(Extracted records)
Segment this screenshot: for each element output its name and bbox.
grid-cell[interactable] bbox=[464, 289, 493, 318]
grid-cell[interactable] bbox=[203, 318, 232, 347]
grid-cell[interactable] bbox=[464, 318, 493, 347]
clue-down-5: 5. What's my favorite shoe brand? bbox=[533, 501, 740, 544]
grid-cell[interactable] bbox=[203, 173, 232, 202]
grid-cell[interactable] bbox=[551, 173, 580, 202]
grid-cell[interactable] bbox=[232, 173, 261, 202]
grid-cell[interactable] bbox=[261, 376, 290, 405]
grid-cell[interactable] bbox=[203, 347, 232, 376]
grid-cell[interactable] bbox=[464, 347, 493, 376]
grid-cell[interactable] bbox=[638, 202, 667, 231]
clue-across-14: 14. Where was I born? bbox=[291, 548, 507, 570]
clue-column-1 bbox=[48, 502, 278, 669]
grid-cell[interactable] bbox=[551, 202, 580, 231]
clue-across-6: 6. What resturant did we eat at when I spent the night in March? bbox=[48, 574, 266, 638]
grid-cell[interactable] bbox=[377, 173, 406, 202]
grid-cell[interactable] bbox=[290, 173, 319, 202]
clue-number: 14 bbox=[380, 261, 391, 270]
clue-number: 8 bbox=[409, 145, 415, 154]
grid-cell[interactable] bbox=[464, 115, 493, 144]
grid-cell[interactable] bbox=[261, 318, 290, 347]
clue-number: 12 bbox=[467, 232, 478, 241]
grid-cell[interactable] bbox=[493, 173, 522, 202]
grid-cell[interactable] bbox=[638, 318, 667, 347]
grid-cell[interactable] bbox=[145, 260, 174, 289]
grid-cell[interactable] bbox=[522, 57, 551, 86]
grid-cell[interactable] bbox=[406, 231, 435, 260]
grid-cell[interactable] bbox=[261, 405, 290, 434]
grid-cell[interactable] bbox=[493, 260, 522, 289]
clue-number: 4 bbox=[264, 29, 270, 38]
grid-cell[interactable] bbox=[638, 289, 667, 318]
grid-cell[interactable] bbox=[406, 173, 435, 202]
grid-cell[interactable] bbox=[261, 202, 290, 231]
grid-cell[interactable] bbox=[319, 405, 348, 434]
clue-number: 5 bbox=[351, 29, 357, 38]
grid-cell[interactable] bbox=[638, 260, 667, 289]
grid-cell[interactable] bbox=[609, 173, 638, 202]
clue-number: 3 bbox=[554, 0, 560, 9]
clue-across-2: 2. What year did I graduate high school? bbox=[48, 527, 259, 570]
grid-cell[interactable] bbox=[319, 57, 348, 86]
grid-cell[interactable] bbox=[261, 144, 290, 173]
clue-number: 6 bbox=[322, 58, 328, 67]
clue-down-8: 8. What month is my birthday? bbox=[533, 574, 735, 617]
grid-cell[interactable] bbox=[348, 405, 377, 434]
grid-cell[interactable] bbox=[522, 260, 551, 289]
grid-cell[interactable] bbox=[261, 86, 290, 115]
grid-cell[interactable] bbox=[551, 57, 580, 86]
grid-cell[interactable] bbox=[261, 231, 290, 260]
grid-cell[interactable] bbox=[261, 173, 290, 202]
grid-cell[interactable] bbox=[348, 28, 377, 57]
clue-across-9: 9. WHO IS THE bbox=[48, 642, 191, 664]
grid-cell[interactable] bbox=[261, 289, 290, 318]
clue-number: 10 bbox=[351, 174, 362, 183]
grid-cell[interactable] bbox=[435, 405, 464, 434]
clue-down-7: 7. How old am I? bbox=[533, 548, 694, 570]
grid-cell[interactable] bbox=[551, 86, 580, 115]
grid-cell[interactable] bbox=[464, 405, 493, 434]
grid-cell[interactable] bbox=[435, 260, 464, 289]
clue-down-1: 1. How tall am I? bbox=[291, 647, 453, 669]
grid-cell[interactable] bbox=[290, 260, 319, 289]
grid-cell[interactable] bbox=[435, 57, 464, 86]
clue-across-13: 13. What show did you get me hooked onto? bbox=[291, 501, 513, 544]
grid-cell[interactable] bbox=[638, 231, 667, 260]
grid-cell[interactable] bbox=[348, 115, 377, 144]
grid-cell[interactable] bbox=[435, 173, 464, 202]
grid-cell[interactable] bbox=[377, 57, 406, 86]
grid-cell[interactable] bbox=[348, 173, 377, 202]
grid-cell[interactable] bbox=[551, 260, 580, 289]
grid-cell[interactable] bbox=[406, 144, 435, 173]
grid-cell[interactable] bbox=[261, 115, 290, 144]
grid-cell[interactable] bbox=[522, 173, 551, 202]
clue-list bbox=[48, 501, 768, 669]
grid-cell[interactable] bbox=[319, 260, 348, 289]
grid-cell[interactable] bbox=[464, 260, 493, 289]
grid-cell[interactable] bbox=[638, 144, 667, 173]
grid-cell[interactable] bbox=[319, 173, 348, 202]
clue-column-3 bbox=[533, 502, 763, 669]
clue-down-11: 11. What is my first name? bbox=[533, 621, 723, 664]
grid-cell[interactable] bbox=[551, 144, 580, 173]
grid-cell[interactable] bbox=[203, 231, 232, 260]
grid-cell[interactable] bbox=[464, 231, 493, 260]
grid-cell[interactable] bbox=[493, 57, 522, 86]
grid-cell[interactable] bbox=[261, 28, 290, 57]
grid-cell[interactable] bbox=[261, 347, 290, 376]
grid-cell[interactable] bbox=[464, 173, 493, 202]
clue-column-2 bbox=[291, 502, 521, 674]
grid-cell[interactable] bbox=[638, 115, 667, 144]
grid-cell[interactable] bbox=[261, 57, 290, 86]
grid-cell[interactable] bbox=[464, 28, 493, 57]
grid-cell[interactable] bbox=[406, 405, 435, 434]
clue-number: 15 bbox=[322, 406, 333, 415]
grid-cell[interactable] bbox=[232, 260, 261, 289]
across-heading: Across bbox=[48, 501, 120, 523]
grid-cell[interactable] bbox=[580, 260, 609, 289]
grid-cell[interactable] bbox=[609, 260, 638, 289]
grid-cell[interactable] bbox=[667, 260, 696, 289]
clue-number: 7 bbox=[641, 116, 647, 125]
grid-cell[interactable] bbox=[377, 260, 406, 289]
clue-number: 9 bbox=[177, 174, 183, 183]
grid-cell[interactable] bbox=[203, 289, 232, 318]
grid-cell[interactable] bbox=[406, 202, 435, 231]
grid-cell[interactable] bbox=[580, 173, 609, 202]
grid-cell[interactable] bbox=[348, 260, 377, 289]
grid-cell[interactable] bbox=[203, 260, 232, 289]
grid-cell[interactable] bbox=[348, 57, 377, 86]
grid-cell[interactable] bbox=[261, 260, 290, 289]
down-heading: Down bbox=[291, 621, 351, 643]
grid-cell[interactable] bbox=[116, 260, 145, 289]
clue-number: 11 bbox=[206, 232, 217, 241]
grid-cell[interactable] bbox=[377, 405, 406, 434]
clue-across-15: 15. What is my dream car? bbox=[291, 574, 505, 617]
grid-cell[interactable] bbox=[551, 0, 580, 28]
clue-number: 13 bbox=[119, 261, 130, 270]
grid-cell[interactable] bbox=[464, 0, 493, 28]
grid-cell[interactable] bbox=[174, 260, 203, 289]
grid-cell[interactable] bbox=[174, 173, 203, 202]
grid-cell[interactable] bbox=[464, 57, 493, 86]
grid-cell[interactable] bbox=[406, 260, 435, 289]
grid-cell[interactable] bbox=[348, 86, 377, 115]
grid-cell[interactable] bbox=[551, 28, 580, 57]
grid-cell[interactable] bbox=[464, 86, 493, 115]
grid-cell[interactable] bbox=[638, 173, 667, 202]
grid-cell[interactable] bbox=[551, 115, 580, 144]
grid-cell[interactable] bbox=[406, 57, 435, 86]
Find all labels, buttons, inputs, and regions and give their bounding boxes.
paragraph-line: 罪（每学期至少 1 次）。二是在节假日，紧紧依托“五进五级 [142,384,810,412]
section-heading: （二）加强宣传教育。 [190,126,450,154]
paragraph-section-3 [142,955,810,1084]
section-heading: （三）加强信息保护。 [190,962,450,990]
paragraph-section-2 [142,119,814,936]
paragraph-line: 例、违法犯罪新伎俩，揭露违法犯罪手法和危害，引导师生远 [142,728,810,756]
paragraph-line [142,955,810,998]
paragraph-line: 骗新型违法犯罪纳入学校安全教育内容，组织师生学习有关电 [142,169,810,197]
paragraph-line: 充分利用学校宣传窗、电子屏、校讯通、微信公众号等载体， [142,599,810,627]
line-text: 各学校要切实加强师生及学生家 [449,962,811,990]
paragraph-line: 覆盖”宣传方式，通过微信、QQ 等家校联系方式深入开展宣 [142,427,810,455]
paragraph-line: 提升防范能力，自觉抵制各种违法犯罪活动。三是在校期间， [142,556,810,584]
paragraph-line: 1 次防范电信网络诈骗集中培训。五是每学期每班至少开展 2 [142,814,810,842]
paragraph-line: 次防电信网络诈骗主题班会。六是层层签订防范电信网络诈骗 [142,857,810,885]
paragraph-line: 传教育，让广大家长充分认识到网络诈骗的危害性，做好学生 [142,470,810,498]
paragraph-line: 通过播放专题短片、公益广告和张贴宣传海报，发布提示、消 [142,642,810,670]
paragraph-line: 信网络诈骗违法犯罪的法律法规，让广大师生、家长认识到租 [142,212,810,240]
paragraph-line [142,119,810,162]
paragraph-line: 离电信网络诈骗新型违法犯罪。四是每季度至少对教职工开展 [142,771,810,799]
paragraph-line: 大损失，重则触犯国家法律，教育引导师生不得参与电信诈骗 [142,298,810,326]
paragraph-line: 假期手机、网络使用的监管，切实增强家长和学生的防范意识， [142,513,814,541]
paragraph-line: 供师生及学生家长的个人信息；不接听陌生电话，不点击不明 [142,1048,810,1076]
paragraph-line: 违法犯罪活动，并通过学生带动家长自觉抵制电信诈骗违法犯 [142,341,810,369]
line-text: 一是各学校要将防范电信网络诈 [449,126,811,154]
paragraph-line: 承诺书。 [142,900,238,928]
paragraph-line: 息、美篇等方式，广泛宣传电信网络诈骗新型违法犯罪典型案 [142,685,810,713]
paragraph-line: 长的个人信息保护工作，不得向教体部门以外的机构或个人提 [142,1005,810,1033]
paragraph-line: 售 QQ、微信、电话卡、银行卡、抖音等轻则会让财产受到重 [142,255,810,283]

Problem:
Repeat the items word for word, starting with the first line of the items and continuing through the line containing "grid-cell[interactable] bbox=[638, 289, 667, 318]".

Response to the task:
Segment this screenshot: for each element output its name and bbox.
grid-cell[interactable] bbox=[464, 289, 493, 318]
grid-cell[interactable] bbox=[203, 318, 232, 347]
grid-cell[interactable] bbox=[464, 318, 493, 347]
clue-down-5: 5. What's my favorite shoe brand? bbox=[533, 501, 740, 544]
grid-cell[interactable] bbox=[203, 173, 232, 202]
grid-cell[interactable] bbox=[551, 173, 580, 202]
grid-cell[interactable] bbox=[232, 173, 261, 202]
grid-cell[interactable] bbox=[261, 376, 290, 405]
grid-cell[interactable] bbox=[203, 347, 232, 376]
grid-cell[interactable] bbox=[464, 347, 493, 376]
grid-cell[interactable] bbox=[638, 202, 667, 231]
clue-across-14: 14. Where was I born? bbox=[291, 548, 507, 570]
clue-column-1 bbox=[48, 502, 278, 669]
grid-cell[interactable] bbox=[551, 202, 580, 231]
clue-across-6: 6. What resturant did we eat at when I spent the night in March? bbox=[48, 574, 266, 638]
grid-cell[interactable] bbox=[377, 173, 406, 202]
grid-cell[interactable] bbox=[290, 173, 319, 202]
clue-number: 14 bbox=[380, 261, 391, 270]
clue-number: 8 bbox=[409, 145, 415, 154]
grid-cell[interactable] bbox=[464, 115, 493, 144]
grid-cell[interactable] bbox=[261, 318, 290, 347]
clue-number: 12 bbox=[467, 232, 478, 241]
grid-cell[interactable] bbox=[493, 173, 522, 202]
grid-cell[interactable] bbox=[638, 318, 667, 347]
grid-cell[interactable] bbox=[145, 260, 174, 289]
grid-cell[interactable] bbox=[522, 57, 551, 86]
grid-cell[interactable] bbox=[406, 231, 435, 260]
grid-cell[interactable] bbox=[261, 405, 290, 434]
grid-cell[interactable] bbox=[493, 260, 522, 289]
clue-number: 4 bbox=[264, 29, 270, 38]
grid-cell[interactable] bbox=[638, 289, 667, 318]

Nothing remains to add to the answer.